Task to complete:
Skip any picture you find and retype all the remaining lines exactly.

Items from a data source
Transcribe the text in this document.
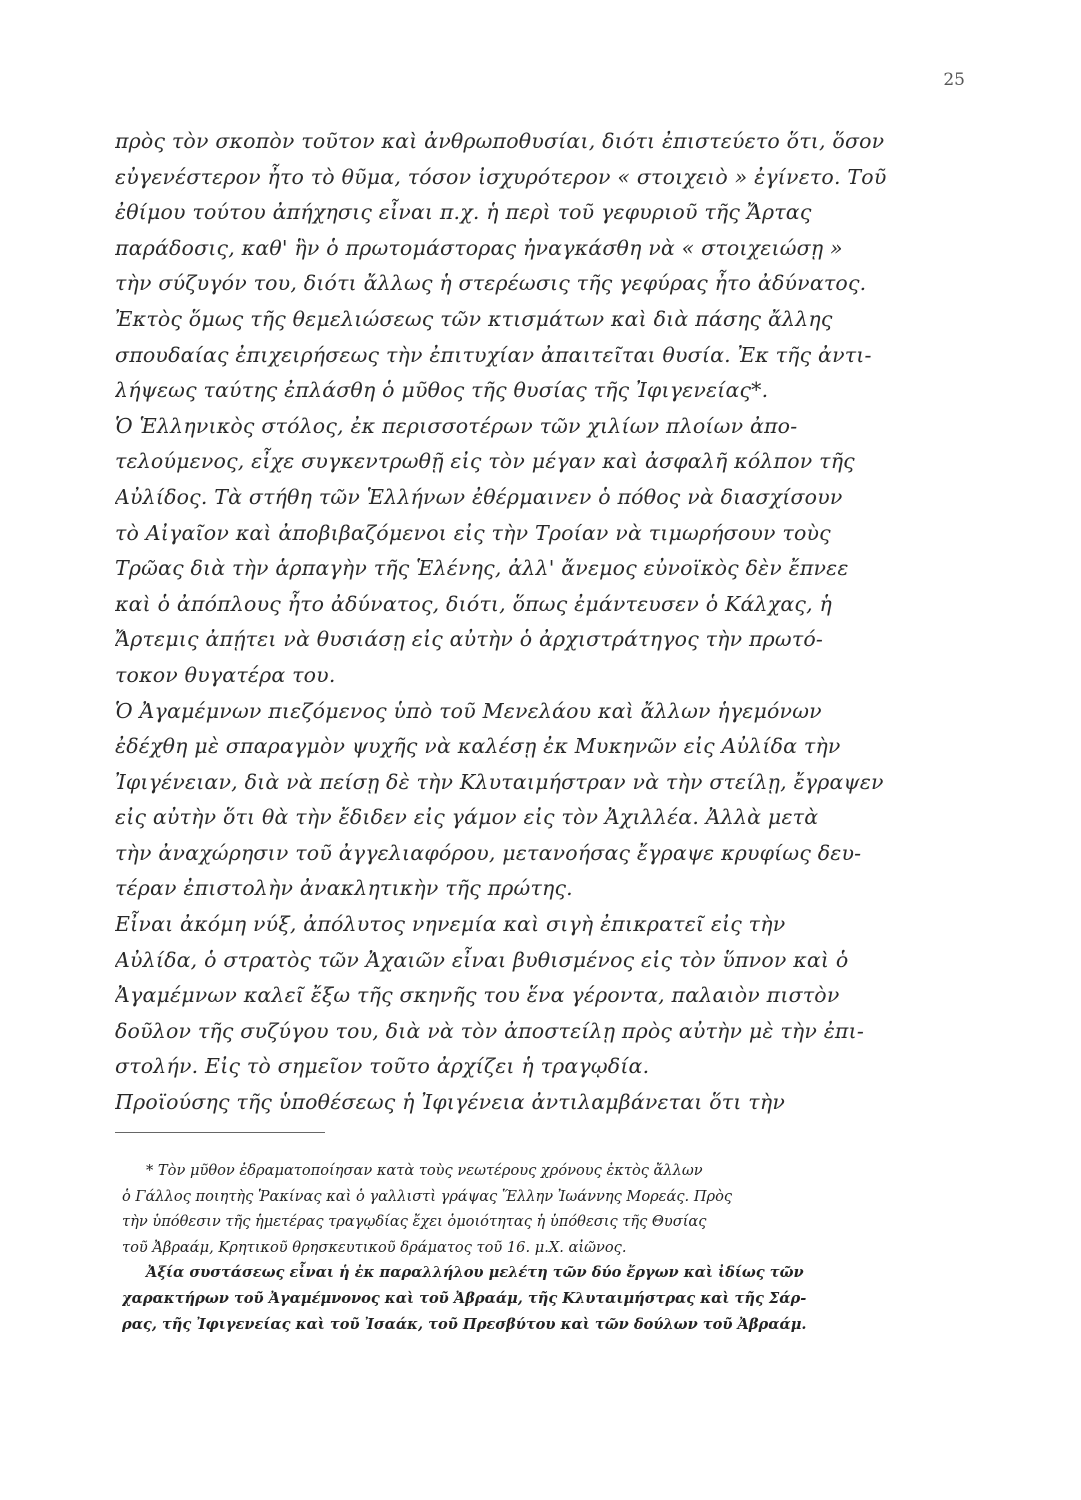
25
πρὸς τὸν σκοπὸν τοῦτον καὶ ἀνθρωποθυσίαι, διότι ἐπιστεύετο ὅτι, ὅσον
εὐγενέστερον ἦτο τὸ θῦμα, τόσον ἰσχυρότερον « στοιχειὸ » ἐγίνετο. Τοῦ
ἐθίμου τούτου ἀπήχησις εἶναι π.χ. ἡ περὶ τοῦ γεφυριοῦ τῆς Ἄρτας
παράδοσις, καθ' ἣν ὁ πρωτομάστορας ἠναγκάσθη νὰ « στοιχειώσῃ »
τὴν σύζυγόν του, διότι ἄλλως ἡ στερέωσις τῆς γεφύρας ἦτο ἀδύνατος.
Ἐκτὸς ὅμως τῆς θεμελιώσεως τῶν κτισμάτων καὶ διὰ πάσης ἄλλης
σπουδαίας ἐπιχειρήσεως τὴν ἐπιτυχίαν ἀπαιτεῖται θυσία. Ἐκ τῆς ἀντι-
λήψεως ταύτης ἐπλάσθη ὁ μῦθος τῆς θυσίας τῆς Ἰφιγενείας*.
Ὁ Ἑλληνικὸς στόλος, ἐκ περισσοτέρων τῶν χιλίων πλοίων ἀπο-
τελούμενος, εἶχε συγκεντρωθῇ εἰς τὸν μέγαν καὶ ἀσφαλῆ κόλπον τῆς
Αὐλίδος. Τὰ στήθη τῶν Ἑλλήνων ἐθέρμαινεν ὁ πόθος νὰ διασχίσουν
τὸ Αἰγαῖον καὶ ἀποβιβαζόμενοι εἰς τὴν Τροίαν νὰ τιμωρήσουν τοὺς
Τρῶας διὰ τὴν ἁρπαγὴν τῆς Ἑλένης, ἀλλ' ἄνεμος εὐνοϊκὸς δὲν ἔπνεε
καὶ ὁ ἀπόπλους ἦτο ἀδύνατος, διότι, ὅπως ἐμάντευσεν ὁ Κάλχας, ἡ
Ἄρτεμις ἀπῄτει νὰ θυσιάσῃ εἰς αὐτὴν ὁ ἀρχιστράτηγος τὴν πρωτό-
τοκον θυγατέρα του.
Ὁ Ἀγαμέμνων πιεζόμενος ὑπὸ τοῦ Μενελάου καὶ ἄλλων ἡγεμόνων
ἐδέχθη μὲ σπαραγμὸν ψυχῆς νὰ καλέσῃ ἐκ Μυκηνῶν εἰς Αὐλίδα τὴν
Ἰφιγένειαν, διὰ νὰ πείσῃ δὲ τὴν Κλυταιμήστραν νὰ τὴν στείλῃ, ἔγραψεν
εἰς αὐτὴν ὅτι θὰ τὴν ἔδιδεν εἰς γάμον εἰς τὸν Ἀχιλλέα. Ἀλλὰ μετὰ
τὴν ἀναχώρησιν τοῦ ἀγγελιαφόρου, μετανοήσας ἔγραψε κρυφίως δευ-
τέραν ἐπιστολὴν ἀνακλητικὴν τῆς πρώτης.
Εἶναι ἀκόμη νύξ, ἀπόλυτος νηνεμία καὶ σιγὴ ἐπικρατεῖ εἰς τὴν
Αὐλίδα, ὁ στρατὸς τῶν Ἀχαιῶν εἶναι βυθισμένος εἰς τὸν ὕπνον καὶ ὁ
Ἀγαμέμνων καλεῖ ἔξω τῆς σκηνῆς του ἕνα γέροντα, παλαιὸν πιστὸν
δοῦλον τῆς συζύγου του, διὰ νὰ τὸν ἀποστείλῃ πρὸς αὐτὴν μὲ τὴν ἐπι-
στολήν. Εἰς τὸ σημεῖον τοῦτο ἀρχίζει ἡ τραγῳδία.
Προϊούσης τῆς ὑποθέσεως ἡ Ἰφιγένεια ἀντιλαμβάνεται ὅτι τὴν
* Τὸν μῦθον ἐδραματοποίησαν κατὰ τοὺς νεωτέρους χρόνους ἐκτὸς ἄλλων
ὁ Γάλλος ποιητὴς Ῥακίνας καὶ ὁ γαλλιστὶ γράψας Ἕλλην Ἰωάννης Μορεάς. Πρὸς
τὴν ὑπόθεσιν τῆς ἡμετέρας τραγῳδίας ἔχει ὁμοιότητας ἡ ὑπόθεσις τῆς Θυσίας
τοῦ Ἀβραάμ, Κρητικοῦ θρησκευτικοῦ δράματος τοῦ 16. μ.Χ. αἰῶνος.
Ἀξία συστάσεως εἶναι ἡ ἐκ παραλλήλου μελέτη τῶν δύο ἔργων καὶ ἰδίως τῶν
χαρακτήρων τοῦ Ἀγαμέμνονος καὶ τοῦ Ἀβραάμ, τῆς Κλυταιμήστρας καὶ τῆς Σάρ-
ρας, τῆς Ἰφιγενείας καὶ τοῦ Ἰσαάκ, τοῦ Πρεσβύτου καὶ τῶν δούλων τοῦ Ἀβραάμ.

Response to the exercise:
Transcribe the text in this document.
25
πρὸς τὸν σκοπὸν τοῦτον καὶ ἀνθρωποθυσίαι, διότι ἐπιστεύετο ὅτι, ὅσον
εὐγενέστερον ἦτο τὸ θῦμα, τόσον ἰσχυρότερον « στοιχειὸ » ἐγίνετο. Τοῦ
ἐθίμου τούτου ἀπήχησις εἶναι π.χ. ἡ περὶ τοῦ γεφυριοῦ τῆς Ἄρτας
παράδοσις, καθ' ἣν ὁ πρωτομάστορας ἠναγκάσθη νὰ « στοιχειώσῃ »
τὴν σύζυγόν του, διότι ἄλλως ἡ στερέωσις τῆς γεφύρας ἦτο ἀδύνατος.
Ἐκτὸς ὅμως τῆς θεμελιώσεως τῶν κτισμάτων καὶ διὰ πάσης ἄλλης
σπουδαίας ἐπιχειρήσεως τὴν ἐπιτυχίαν ἀπαιτεῖται θυσία. Ἐκ τῆς ἀντι-
λήψεως ταύτης ἐπλάσθη ὁ μῦθος τῆς θυσίας τῆς Ἰφιγενείας*.
Ὁ Ἑλληνικὸς στόλος, ἐκ περισσοτέρων τῶν χιλίων πλοίων ἀπο-
τελούμενος, εἶχε συγκεντρωθῇ εἰς τὸν μέγαν καὶ ἀσφαλῆ κόλπον τῆς
Αὐλίδος. Τὰ στήθη τῶν Ἑλλήνων ἐθέρμαινεν ὁ πόθος νὰ διασχίσουν
τὸ Αἰγαῖον καὶ ἀποβιβαζόμενοι εἰς τὴν Τροίαν νὰ τιμωρήσουν τοὺς
Τρῶας διὰ τὴν ἁρπαγὴν τῆς Ἑλένης, ἀλλ' ἄνεμος εὐνοϊκὸς δὲν ἔπνεε
καὶ ὁ ἀπόπλους ἦτο ἀδύνατος, διότι, ὅπως ἐμάντευσεν ὁ Κάλχας, ἡ
Ἄρτεμις ἀπῄτει νὰ θυσιάσῃ εἰς αὐτὴν ὁ ἀρχιστράτηγος τὴν πρωτό-
τοκον θυγατέρα του.
Ὁ Ἀγαμέμνων πιεζόμενος ὑπὸ τοῦ Μενελάου καὶ ἄλλων ἡγεμόνων
ἐδέχθη μὲ σπαραγμὸν ψυχῆς νὰ καλέσῃ ἐκ Μυκηνῶν εἰς Αὐλίδα τὴν
Ἰφιγένειαν, διὰ νὰ πείσῃ δὲ τὴν Κλυταιμήστραν νὰ τὴν στείλῃ, ἔγραψεν
εἰς αὐτὴν ὅτι θὰ τὴν ἔδιδεν εἰς γάμον εἰς τὸν Ἀχιλλέα. Ἀλλὰ μετὰ
τὴν ἀναχώρησιν τοῦ ἀγγελιαφόρου, μετανοήσας ἔγραψε κρυφίως δευ-
τέραν ἐπιστολὴν ἀνακλητικὴν τῆς πρώτης.
Εἶναι ἀκόμη νύξ, ἀπόλυτος νηνεμία καὶ σιγὴ ἐπικρατεῖ εἰς τὴν
Αὐλίδα, ὁ στρατὸς τῶν Ἀχαιῶν εἶναι βυθισμένος εἰς τὸν ὕπνον καὶ ὁ
Ἀγαμέμνων καλεῖ ἔξω τῆς σκηνῆς του ἕνα γέροντα, παλαιὸν πιστὸν
δοῦλον τῆς συζύγου του, διὰ νὰ τὸν ἀποστείλῃ πρὸς αὐτὴν μὲ τὴν ἐπι-
στολήν. Εἰς τὸ σημεῖον τοῦτο ἀρχίζει ἡ τραγῳδία.
Προϊούσης τῆς ὑποθέσεως ἡ Ἰφιγένεια ἀντιλαμβάνεται ὅτι τὴν
* Τὸν μῦθον ἐδραματοποίησαν κατὰ τοὺς νεωτέρους χρόνους ἐκτὸς ἄλλων
ὁ Γάλλος ποιητὴς Ῥακίνας καὶ ὁ γαλλιστὶ γράψας Ἕλλην Ἰωάννης Μορεάς. Πρὸς
τὴν ὑπόθεσιν τῆς ἡμετέρας τραγῳδίας ἔχει ὁμοιότητας ἡ ὑπόθεσις τῆς Θυσίας
τοῦ Ἀβραάμ, Κρητικοῦ θρησκευτικοῦ δράματος τοῦ 16. μ.Χ. αἰῶνος.
Ἀξία συστάσεως εἶναι ἡ ἐκ παραλλήλου μελέτη τῶν δύο ἔργων καὶ ἰδίως τῶν
χαρακτήρων τοῦ Ἀγαμέμνονος καὶ τοῦ Ἀβραάμ, τῆς Κλυταιμήστρας καὶ τῆς Σάρ-
ρας, τῆς Ἰφιγενείας καὶ τοῦ Ἰσαάκ, τοῦ Πρεσβύτου καὶ τῶν δούλων τοῦ Ἀβραάμ.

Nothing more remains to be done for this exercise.